▸ **Instructions for the task**:
Pictures do not belong in the copy; restate the records below word for word.

▸ **Material supplied**:

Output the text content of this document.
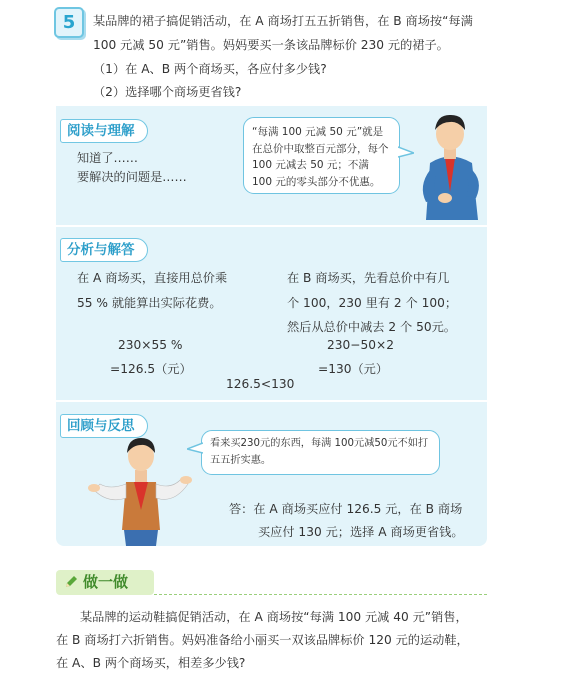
5	某品牌的裙子搞促销活动，在 A 商场打五五折销售，在 B 商场按“每满
100 元减 50 元”销售。妈妈要买一条该品牌标价 230 元的裙子。
（1）在 A、B 两个商场买，各应付多少钱?
（2）选择哪个商场更省钱?
阅读与理解
知道了……
要解决的问题是……
“每满 100 元减 50 元”就是在总价中取整百元部分，每个 100 元减去 50 元；不满 100 元的零头部分不优惠。
分析与解答
在 A 商场买，直接用总价乘
55 % 就能算出实际花费。
在 B 商场买，先看总价中有几
个 100，230 里有 2 个 100；
然后从总价中减去 2 个 50元。
230×55 %
=126.5（元）
230−50×2
=130（元）
126.5<130
回顾与反思
看来买230元的东西，每满 100元减50元不如打五五折实惠。
答：在 A 商场买应付 126.5 元，在 B 商场
买应付 130 元；选择 A 商场更省钱。
做一做
某品牌的运动鞋搞促销活动，在 A 商场按“每满 100 元减 40 元”销售，
在 B 商场打六折销售。妈妈准备给小丽买一双该品牌标价 120 元的运动鞋，
在 A、B 两个商场买，相差多少钱?
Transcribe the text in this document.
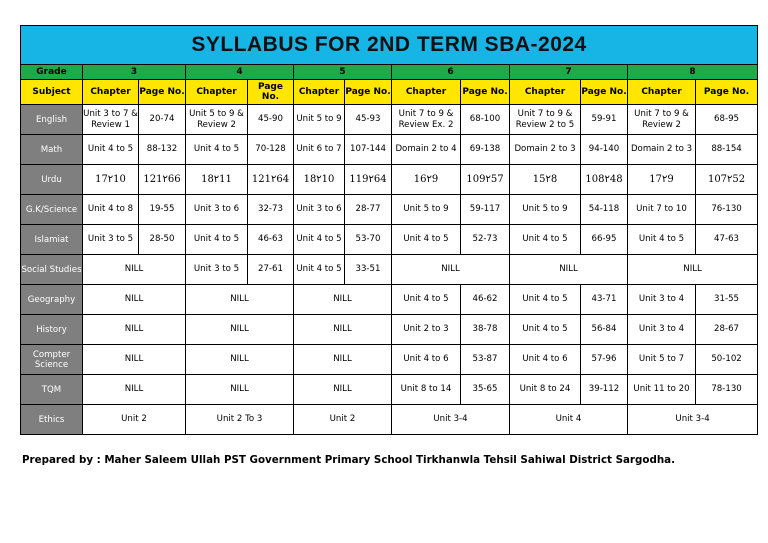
SYLLABUS FOR 2ND TERM SBA-2024												
Grade	3		4		5		6		7		8	
Subject	Chapter	Page No.	Chapter	Page No.	Chapter	Page No.	Chapter	Page No.	Chapter	Page No.	Chapter	Page No.
English	Unit 3 to 7 & Review 1	20-74	Unit 5 to 9 & Review 2	45-90	Unit 5 to 9	45-93	Unit 7 to 9 & Review Ex. 2	68-100	Unit 7 to 9 & Review 2 to 5	59-91	Unit 7 to 9 & Review 2	68-95
Math	Unit 4 to 5	88-132	Unit 4 to 5	70-128	Unit 6 to 7	107-144	Domain 2 to 4	69-138	Domain 2 to 3	94-140	Domain 2 to 3	88-154
Urdu	17۲10	121۲66	18۲11	121۲64	18۲10	119۲64	16۲9	109۲57	15۲8	108۲48	17۲9	107۲52
G.K/Science	Unit 4 to 8	19-55	Unit 3 to 6	32-73	Unit 3 to 6	28-77	Unit 5 to 9	59-117	Unit 5 to 9	54-118	Unit 7 to 10	76-130
Islamiat	Unit 3 to 5	28-50	Unit 4 to 5	46-63	Unit 4 to 5	53-70	Unit 4 to 5	52-73	Unit 4 to 5	66-95	Unit 4 to 5	47-63
Social Studies	NILL		Unit 3 to 5	27-61	Unit 4 to 5	33-51	NILL		NILL		NILL	
Geography	NILL		NILL		NILL		Unit 4 to 5	46-62	Unit 4 to 5	43-71	Unit 3 to 4	31-55
History	NILL		NILL		NILL		Unit 2 to 3	38-78	Unit 4 to 5	56-84	Unit 3 to 4	28-67
Compter Science	NILL		NILL		NILL		Unit 4 to 6	53-87	Unit 4 to 6	57-96	Unit 5 to 7	50-102
TQM	NILL		NILL		NILL		Unit 8 to 14	35-65	Unit 8 to 24	39-112	Unit 11 to 20	78-130
Ethics	Unit 2		Unit 2 To 3		Unit 2		Unit 3-4		Unit 4		Unit 3-4	
Prepared by : Maher Saleem Ullah PST Government Primary School Tirkhanwla Tehsil Sahiwal District Sargodha.
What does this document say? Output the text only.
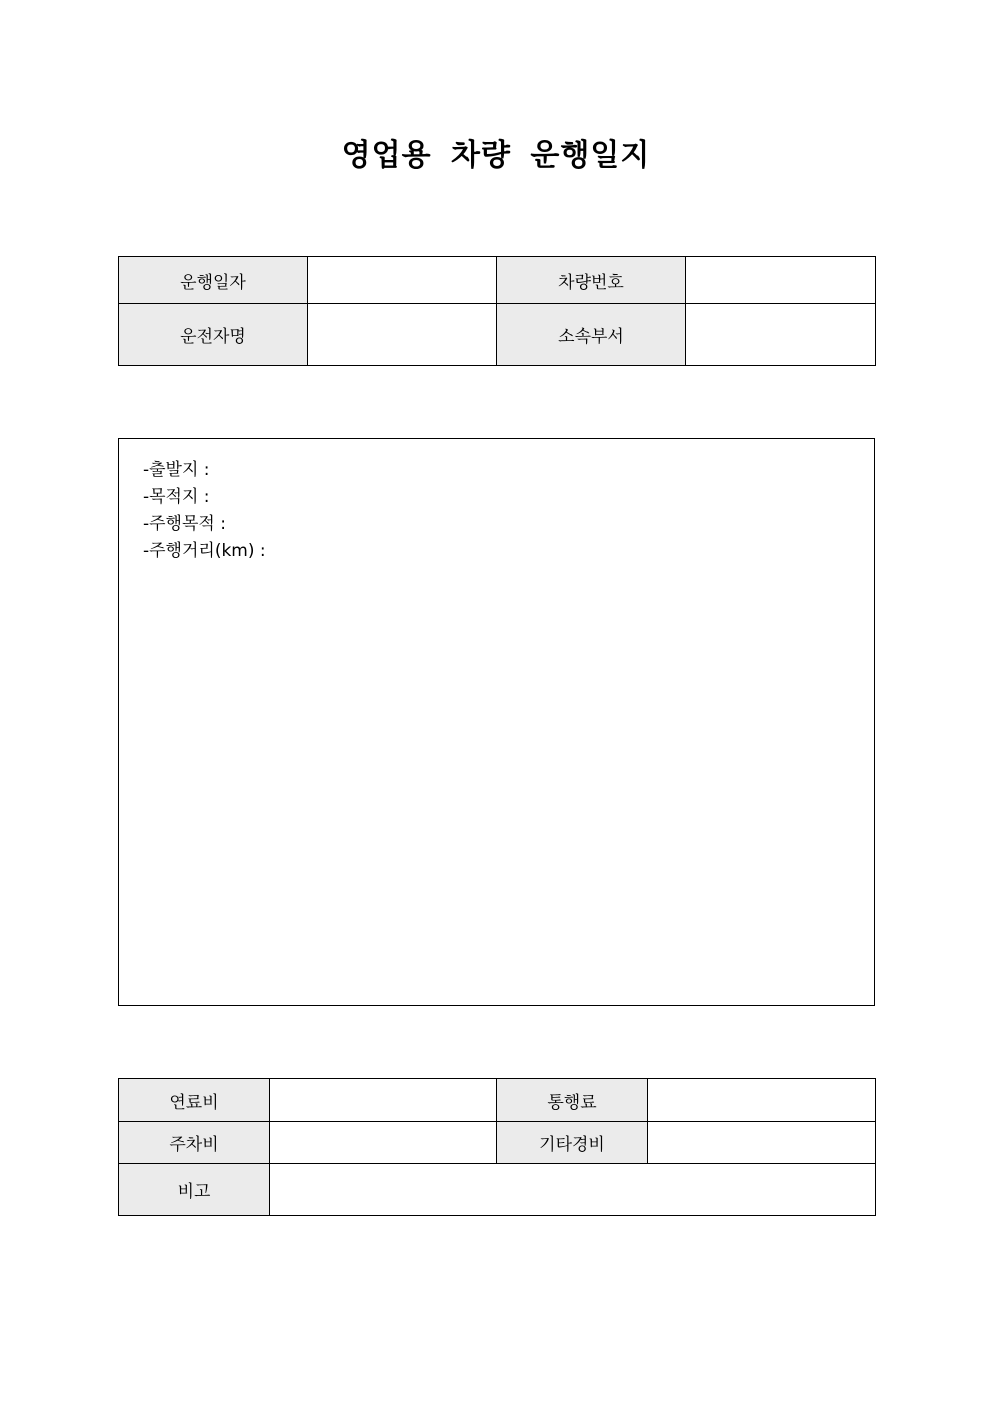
영업용 차량 운행일지
운행일자		차량번호	
운전자명		소속부서	
-출발지 :
-목적지 :
-주행목적 :
-주행거리(km) :
연료비		통행료	
주차비		기타경비	
비고			
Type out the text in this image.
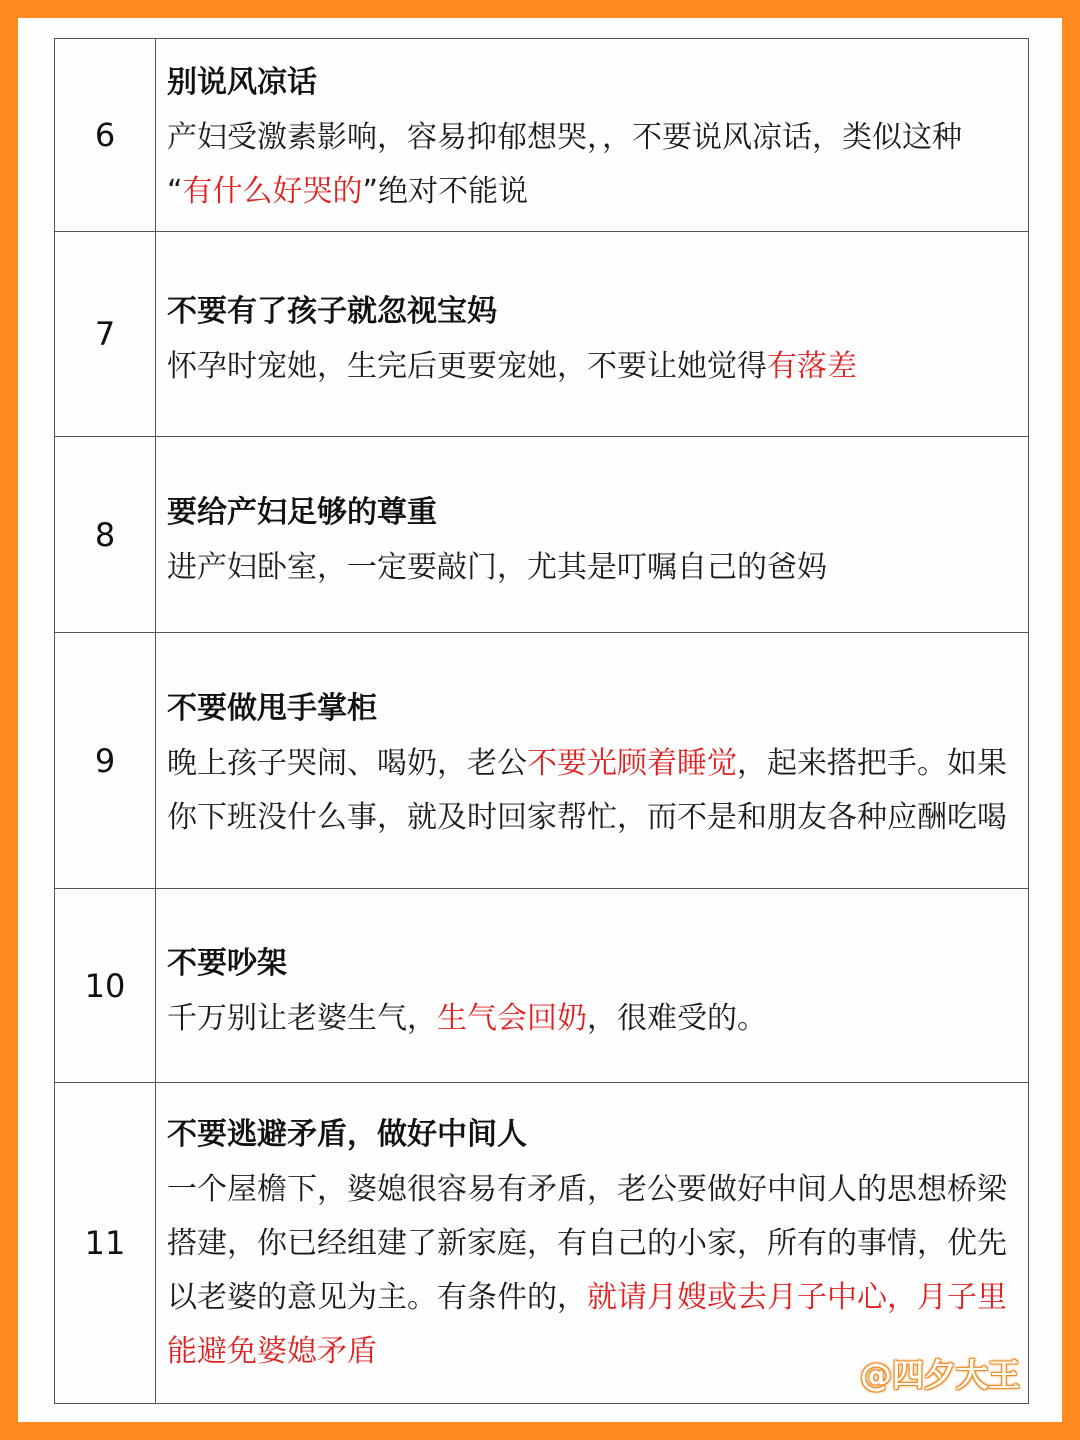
6	别说风凉话
产妇受激素影响，容易抑郁想哭，，不要说风凉话，类似这种“有什么好哭的”绝对不能说

7	不要有了孩子就忽视宝妈
怀孕时宠她，生完后更要宠她，不要让她觉得有落差

8	要给产妇足够的尊重
进产妇卧室，一定要敲门，尤其是叮嘱自己的爸妈

9	不要做甩手掌柜
晚上孩子哭闹、喝奶，老公不要光顾着睡觉，起来搭把手。如果你下班没什么事，就及时回家帮忙，而不是和朋友各种应酬吃喝

10	不要吵架
千万别让老婆生气，生气会回奶，很难受的。

11	不要逃避矛盾，做好中间人
一个屋檐下，婆媳很容易有矛盾，老公要做好中间人的思想桥梁搭建，你已经组建了新家庭，有自己的小家，所有的事情，优先以老婆的意见为主。有条件的，就请月嫂或去月子中心，月子里能避免婆媳矛盾
@四夕大王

▸ **Task output**:
Output the text content of this document.
5	某品牌的裙子搞促销活动，在 A 商场打五五折销售，在 B 商场按“每满
100 元减 50 元”销售。妈妈要买一条该品牌标价 230 元的裙子。
（1）在 A、B 两个商场买，各应付多少钱?
（2）选择哪个商场更省钱?
阅读与理解
知道了……
要解决的问题是……
“每满 100 元减 50 元”就是在总价中取整百元部分，每个 100 元减去 50 元；不满 100 元的零头部分不优惠。
分析与解答
在 A 商场买，直接用总价乘
55 % 就能算出实际花费。
在 B 商场买，先看总价中有几
个 100，230 里有 2 个 100；
然后从总价中减去 2 个 50元。
230×55 %
=126.5（元）
230−50×2
=130（元）
126.5<130
回顾与反思
看来买230元的东西，每满 100元减50元不如打五五折实惠。
答：在 A 商场买应付 126.5 元，在 B 商场
买应付 130 元；选择 A 商场更省钱。
做一做
某品牌的运动鞋搞促销活动，在 A 商场按“每满 100 元减 40 元”销售，
在 B 商场打六折销售。妈妈准备给小丽买一双该品牌标价 120 元的运动鞋，
在 A、B 两个商场买，相差多少钱?
Transcribe the text in this document.
SYLLABUS FOR 2ND TERM SBA-2024												
Grade	3		4		5		6		7		8	
Subject	Chapter	Page No.	Chapter	Page No.	Chapter	Page No.	Chapter	Page No.	Chapter	Page No.	Chapter	Page No.
English	Unit 3 to 7 & Review 1	20-74	Unit 5 to 9 & Review 2	45-90	Unit 5 to 9	45-93	Unit 7 to 9 & Review Ex. 2	68-100	Unit 7 to 9 & Review 2 to 5	59-91	Unit 7 to 9 & Review 2	68-95
Math	Unit 4 to 5	88-132	Unit 4 to 5	70-128	Unit 6 to 7	107-144	Domain 2 to 4	69-138	Domain 2 to 3	94-140	Domain 2 to 3	88-154
Urdu	17۲10	121۲66	18۲11	121۲64	18۲10	119۲64	16۲9	109۲57	15۲8	108۲48	17۲9	107۲52
G.K/Science	Unit 4 to 8	19-55	Unit 3 to 6	32-73	Unit 3 to 6	28-77	Unit 5 to 9	59-117	Unit 5 to 9	54-118	Unit 7 to 10	76-130
Islamiat	Unit 3 to 5	28-50	Unit 4 to 5	46-63	Unit 4 to 5	53-70	Unit 4 to 5	52-73	Unit 4 to 5	66-95	Unit 4 to 5	47-63
Social Studies	NILL		Unit 3 to 5	27-61	Unit 4 to 5	33-51	NILL		NILL		NILL	
Geography	NILL		NILL		NILL		Unit 4 to 5	46-62	Unit 4 to 5	43-71	Unit 3 to 4	31-55
History	NILL		NILL		NILL		Unit 2 to 3	38-78	Unit 4 to 5	56-84	Unit 3 to 4	28-67
Compter Science	NILL		NILL		NILL		Unit 4 to 6	53-87	Unit 4 to 6	57-96	Unit 5 to 7	50-102
TQM	NILL		NILL		NILL		Unit 8 to 14	35-65	Unit 8 to 24	39-112	Unit 11 to 20	78-130
Ethics	Unit 2		Unit 2 To 3		Unit 2		Unit 3-4		Unit 4		Unit 3-4	
Prepared by : Maher Saleem Ullah PST Government Primary School Tirkhanwla Tehsil Sahiwal District Sargodha.
What does this document say? Output the text only.
영업용 차량 운행일지
운행일자		차량번호	
운전자명		소속부서	
-출발지 :
-목적지 :
-주행목적 :
-주행거리(km) :
연료비		통행료	
주차비		기타경비	
비고			
Type out the text in this image.
6	别说风凉话
产妇受激素影响，容易抑郁想哭，，不要说风凉话，类似这种“有什么好哭的”绝对不能说

7	不要有了孩子就忽视宝妈
怀孕时宠她，生完后更要宠她，不要让她觉得有落差

8	要给产妇足够的尊重
进产妇卧室，一定要敲门，尤其是叮嘱自己的爸妈

9	不要做甩手掌柜
晚上孩子哭闹、喝奶，老公不要光顾着睡觉，起来搭把手。如果你下班没什么事，就及时回家帮忙，而不是和朋友各种应酬吃喝

10	不要吵架
千万别让老婆生气，生气会回奶，很难受的。

11	不要逃避矛盾，做好中间人
一个屋檐下，婆媳很容易有矛盾，老公要做好中间人的思想桥梁搭建，你已经组建了新家庭，有自己的小家，所有的事情，优先以老婆的意见为主。有条件的，就请月嫂或去月子中心，月子里能避免婆媳矛盾
@四夕大王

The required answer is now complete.